Exercise objective: Reproduce every record below exactly as it appears.

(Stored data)
=-=-=-=-=

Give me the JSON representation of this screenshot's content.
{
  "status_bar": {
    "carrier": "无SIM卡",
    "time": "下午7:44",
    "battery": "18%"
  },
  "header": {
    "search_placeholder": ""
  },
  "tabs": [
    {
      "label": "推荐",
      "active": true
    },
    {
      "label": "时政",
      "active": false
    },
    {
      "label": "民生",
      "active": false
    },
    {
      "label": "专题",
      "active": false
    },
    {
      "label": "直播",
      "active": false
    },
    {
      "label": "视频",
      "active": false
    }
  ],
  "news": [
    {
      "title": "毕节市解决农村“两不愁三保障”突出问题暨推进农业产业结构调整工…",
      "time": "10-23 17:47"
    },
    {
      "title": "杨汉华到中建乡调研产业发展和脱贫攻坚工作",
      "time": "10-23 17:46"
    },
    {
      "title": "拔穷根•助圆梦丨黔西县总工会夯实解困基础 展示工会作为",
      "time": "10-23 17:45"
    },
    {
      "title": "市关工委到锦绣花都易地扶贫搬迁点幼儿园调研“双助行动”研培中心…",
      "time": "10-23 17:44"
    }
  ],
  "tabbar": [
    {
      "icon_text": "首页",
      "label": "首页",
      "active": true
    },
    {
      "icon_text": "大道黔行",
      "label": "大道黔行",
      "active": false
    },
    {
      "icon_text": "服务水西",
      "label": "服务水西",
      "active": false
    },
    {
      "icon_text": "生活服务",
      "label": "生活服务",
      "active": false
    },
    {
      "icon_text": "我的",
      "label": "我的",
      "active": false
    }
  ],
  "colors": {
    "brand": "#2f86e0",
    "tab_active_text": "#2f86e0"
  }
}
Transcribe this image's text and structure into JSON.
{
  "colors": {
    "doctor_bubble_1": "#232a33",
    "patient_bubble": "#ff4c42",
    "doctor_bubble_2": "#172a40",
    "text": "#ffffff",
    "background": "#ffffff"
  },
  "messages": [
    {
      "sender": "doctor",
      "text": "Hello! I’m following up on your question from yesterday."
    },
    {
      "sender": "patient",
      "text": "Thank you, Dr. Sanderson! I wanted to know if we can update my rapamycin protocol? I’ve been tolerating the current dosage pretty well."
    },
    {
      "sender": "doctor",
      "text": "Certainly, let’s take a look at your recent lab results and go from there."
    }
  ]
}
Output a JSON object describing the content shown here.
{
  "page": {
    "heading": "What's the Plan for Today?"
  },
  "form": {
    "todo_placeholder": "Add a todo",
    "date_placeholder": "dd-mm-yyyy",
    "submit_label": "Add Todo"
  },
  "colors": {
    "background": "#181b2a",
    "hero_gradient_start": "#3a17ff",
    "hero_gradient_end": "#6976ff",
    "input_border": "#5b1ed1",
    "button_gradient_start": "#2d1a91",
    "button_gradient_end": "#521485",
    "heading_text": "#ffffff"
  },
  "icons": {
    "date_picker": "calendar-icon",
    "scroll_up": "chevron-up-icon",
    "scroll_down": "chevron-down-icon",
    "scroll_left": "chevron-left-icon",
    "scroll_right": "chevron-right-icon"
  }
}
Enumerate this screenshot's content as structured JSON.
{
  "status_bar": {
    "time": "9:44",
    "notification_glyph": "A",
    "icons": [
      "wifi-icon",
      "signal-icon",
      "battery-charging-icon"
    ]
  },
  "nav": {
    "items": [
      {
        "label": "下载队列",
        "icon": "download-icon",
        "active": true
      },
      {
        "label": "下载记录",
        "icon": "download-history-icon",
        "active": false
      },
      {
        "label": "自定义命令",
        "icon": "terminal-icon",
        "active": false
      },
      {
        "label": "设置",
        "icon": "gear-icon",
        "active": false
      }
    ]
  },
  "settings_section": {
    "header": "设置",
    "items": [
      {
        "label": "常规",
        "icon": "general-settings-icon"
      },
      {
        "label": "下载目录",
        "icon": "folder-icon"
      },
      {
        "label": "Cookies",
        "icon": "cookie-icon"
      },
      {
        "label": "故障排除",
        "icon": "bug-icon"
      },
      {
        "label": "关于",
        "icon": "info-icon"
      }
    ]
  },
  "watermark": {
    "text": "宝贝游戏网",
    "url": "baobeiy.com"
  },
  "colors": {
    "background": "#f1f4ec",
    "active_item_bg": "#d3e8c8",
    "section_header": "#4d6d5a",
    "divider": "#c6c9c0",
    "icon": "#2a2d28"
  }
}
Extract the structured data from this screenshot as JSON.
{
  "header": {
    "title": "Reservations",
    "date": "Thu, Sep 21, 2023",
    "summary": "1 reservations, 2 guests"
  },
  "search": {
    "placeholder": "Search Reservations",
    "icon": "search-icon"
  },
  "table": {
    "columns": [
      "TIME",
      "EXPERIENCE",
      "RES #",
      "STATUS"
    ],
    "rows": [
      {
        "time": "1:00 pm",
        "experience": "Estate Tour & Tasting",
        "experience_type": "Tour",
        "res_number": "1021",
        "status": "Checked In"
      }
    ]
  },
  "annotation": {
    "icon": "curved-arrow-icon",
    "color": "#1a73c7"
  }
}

=-=-=-=-=

Answer for this exercise:
Give me the JSON representation of this screenshot's content.
{
  "status_bar": {
    "carrier": "无SIM卡",
    "time": "下午7:44",
    "battery": "18%"
  },
  "header": {
    "search_placeholder": ""
  },
  "tabs": [
    {
      "label": "推荐",
      "active": true
    },
    {
      "label": "时政",
      "active": false
    },
    {
      "label": "民生",
      "active": false
    },
    {
      "label": "专题",
      "active": false
    },
    {
      "label": "直播",
      "active": false
    },
    {
      "label": "视频",
      "active": false
    }
  ],
  "news": [
    {
      "title": "毕节市解决农村“两不愁三保障”突出问题暨推进农业产业结构调整工…",
      "time": "10-23 17:47"
    },
    {
      "title": "杨汉华到中建乡调研产业发展和脱贫攻坚工作",
      "time": "10-23 17:46"
    },
    {
      "title": "拔穷根•助圆梦丨黔西县总工会夯实解困基础 展示工会作为",
      "time": "10-23 17:45"
    },
    {
      "title": "市关工委到锦绣花都易地扶贫搬迁点幼儿园调研“双助行动”研培中心…",
      "time": "10-23 17:44"
    }
  ],
  "tabbar": [
    {
      "icon_text": "首页",
      "label": "首页",
      "active": true
    },
    {
      "icon_text": "大道黔行",
      "label": "大道黔行",
      "active": false
    },
    {
      "icon_text": "服务水西",
      "label": "服务水西",
      "active": false
    },
    {
      "icon_text": "生活服务",
      "label": "生活服务",
      "active": false
    },
    {
      "icon_text": "我的",
      "label": "我的",
      "active": false
    }
  ],
  "colors": {
    "brand": "#2f86e0",
    "tab_active_text": "#2f86e0"
  }
}
Transcribe this image's text and structure into JSON.
{
  "colors": {
    "doctor_bubble_1": "#232a33",
    "patient_bubble": "#ff4c42",
    "doctor_bubble_2": "#172a40",
    "text": "#ffffff",
    "background": "#ffffff"
  },
  "messages": [
    {
      "sender": "doctor",
      "text": "Hello! I’m following up on your question from yesterday."
    },
    {
      "sender": "patient",
      "text": "Thank you, Dr. Sanderson! I wanted to know if we can update my rapamycin protocol? I’ve been tolerating the current dosage pretty well."
    },
    {
      "sender": "doctor",
      "text": "Certainly, let’s take a look at your recent lab results and go from there."
    }
  ]
}
Output a JSON object describing the content shown here.
{
  "page": {
    "heading": "What's the Plan for Today?"
  },
  "form": {
    "todo_placeholder": "Add a todo",
    "date_placeholder": "dd-mm-yyyy",
    "submit_label": "Add Todo"
  },
  "colors": {
    "background": "#181b2a",
    "hero_gradient_start": "#3a17ff",
    "hero_gradient_end": "#6976ff",
    "input_border": "#5b1ed1",
    "button_gradient_start": "#2d1a91",
    "button_gradient_end": "#521485",
    "heading_text": "#ffffff"
  },
  "icons": {
    "date_picker": "calendar-icon",
    "scroll_up": "chevron-up-icon",
    "scroll_down": "chevron-down-icon",
    "scroll_left": "chevron-left-icon",
    "scroll_right": "chevron-right-icon"
  }
}
Enumerate this screenshot's content as structured JSON.
{
  "status_bar": {
    "time": "9:44",
    "notification_glyph": "A",
    "icons": [
      "wifi-icon",
      "signal-icon",
      "battery-charging-icon"
    ]
  },
  "nav": {
    "items": [
      {
        "label": "下载队列",
        "icon": "download-icon",
        "active": true
      },
      {
        "label": "下载记录",
        "icon": "download-history-icon",
        "active": false
      },
      {
        "label": "自定义命令",
        "icon": "terminal-icon",
        "active": false
      },
      {
        "label": "设置",
        "icon": "gear-icon",
        "active": false
      }
    ]
  },
  "settings_section": {
    "header": "设置",
    "items": [
      {
        "label": "常规",
        "icon": "general-settings-icon"
      },
      {
        "label": "下载目录",
        "icon": "folder-icon"
      },
      {
        "label": "Cookies",
        "icon": "cookie-icon"
      },
      {
        "label": "故障排除",
        "icon": "bug-icon"
      },
      {
        "label": "关于",
        "icon": "info-icon"
      }
    ]
  },
  "watermark": {
    "text": "宝贝游戏网",
    "url": "baobeiy.com"
  },
  "colors": {
    "background": "#f1f4ec",
    "active_item_bg": "#d3e8c8",
    "section_header": "#4d6d5a",
    "divider": "#c6c9c0",
    "icon": "#2a2d28"
  }
}
Extract the structured data from this screenshot as JSON.
{
  "header": {
    "title": "Reservations",
    "date": "Thu, Sep 21, 2023",
    "summary": "1 reservations, 2 guests"
  },
  "search": {
    "placeholder": "Search Reservations",
    "icon": "search-icon"
  },
  "table": {
    "columns": [
      "TIME",
      "EXPERIENCE",
      "RES #",
      "STATUS"
    ],
    "rows": [
      {
        "time": "1:00 pm",
        "experience": "Estate Tour & Tasting",
        "experience_type": "Tour",
        "res_number": "1021",
        "status": "Checked In"
      }
    ]
  },
  "annotation": {
    "icon": "curved-arrow-icon",
    "color": "#1a73c7"
  }
}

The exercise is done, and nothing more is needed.